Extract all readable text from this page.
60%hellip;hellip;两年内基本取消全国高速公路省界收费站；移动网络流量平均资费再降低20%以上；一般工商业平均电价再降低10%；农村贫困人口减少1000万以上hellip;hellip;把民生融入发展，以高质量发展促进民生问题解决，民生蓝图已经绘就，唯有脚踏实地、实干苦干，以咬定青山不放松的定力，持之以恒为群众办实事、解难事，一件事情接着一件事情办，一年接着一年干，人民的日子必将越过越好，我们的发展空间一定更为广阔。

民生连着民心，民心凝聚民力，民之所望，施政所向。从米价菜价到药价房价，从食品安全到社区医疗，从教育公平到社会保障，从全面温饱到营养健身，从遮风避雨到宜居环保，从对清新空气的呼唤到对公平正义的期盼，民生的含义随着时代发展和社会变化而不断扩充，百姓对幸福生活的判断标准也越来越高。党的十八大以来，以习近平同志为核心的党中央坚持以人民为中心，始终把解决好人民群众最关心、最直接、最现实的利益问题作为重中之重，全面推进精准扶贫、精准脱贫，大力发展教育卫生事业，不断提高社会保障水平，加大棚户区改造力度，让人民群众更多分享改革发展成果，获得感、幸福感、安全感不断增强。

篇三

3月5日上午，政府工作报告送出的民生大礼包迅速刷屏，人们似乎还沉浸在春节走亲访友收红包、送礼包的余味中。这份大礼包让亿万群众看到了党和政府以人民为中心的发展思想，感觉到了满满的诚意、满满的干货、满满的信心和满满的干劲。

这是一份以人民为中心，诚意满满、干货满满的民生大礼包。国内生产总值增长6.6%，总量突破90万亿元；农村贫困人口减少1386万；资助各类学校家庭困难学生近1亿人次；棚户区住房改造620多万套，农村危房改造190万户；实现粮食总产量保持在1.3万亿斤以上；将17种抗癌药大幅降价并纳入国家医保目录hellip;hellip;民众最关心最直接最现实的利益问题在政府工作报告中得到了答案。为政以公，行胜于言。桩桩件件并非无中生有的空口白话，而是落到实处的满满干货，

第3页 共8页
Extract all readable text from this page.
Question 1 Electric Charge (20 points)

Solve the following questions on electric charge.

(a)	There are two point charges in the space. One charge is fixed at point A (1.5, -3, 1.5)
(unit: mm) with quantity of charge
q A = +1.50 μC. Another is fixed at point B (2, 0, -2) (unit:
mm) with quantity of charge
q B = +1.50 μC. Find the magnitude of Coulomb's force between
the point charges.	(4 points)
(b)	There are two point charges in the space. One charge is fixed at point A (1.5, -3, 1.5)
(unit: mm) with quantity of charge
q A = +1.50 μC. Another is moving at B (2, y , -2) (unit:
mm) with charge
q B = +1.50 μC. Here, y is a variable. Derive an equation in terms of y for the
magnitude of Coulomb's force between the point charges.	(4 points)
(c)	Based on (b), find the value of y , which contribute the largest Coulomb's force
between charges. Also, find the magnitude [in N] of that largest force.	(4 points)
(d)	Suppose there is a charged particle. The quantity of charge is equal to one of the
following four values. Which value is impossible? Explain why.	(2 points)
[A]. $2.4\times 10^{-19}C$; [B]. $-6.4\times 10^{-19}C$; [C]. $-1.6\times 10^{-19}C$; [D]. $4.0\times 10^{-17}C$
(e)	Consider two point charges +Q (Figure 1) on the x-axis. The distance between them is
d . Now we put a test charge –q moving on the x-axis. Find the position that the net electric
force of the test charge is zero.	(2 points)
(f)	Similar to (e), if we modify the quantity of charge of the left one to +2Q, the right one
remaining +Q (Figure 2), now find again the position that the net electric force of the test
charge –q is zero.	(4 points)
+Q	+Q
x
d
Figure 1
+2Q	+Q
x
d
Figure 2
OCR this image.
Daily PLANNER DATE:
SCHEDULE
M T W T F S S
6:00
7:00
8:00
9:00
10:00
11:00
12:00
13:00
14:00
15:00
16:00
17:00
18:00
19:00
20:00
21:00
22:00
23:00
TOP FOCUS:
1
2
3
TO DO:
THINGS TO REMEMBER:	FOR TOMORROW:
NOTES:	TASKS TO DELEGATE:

The exercise.
Pick out each line containing the string "between" and copy it.

Completed task.
q B = +1.50 μC. Find the magnitude of Coulomb's force between
magnitude of Coulomb's force between the point charges.	(4 points)
between charges. Also, find the magnitude [in N] of that largest force.	(4 points)
(e)	Consider two point charges +Q (Figure 1) on the x-axis. The distance between them is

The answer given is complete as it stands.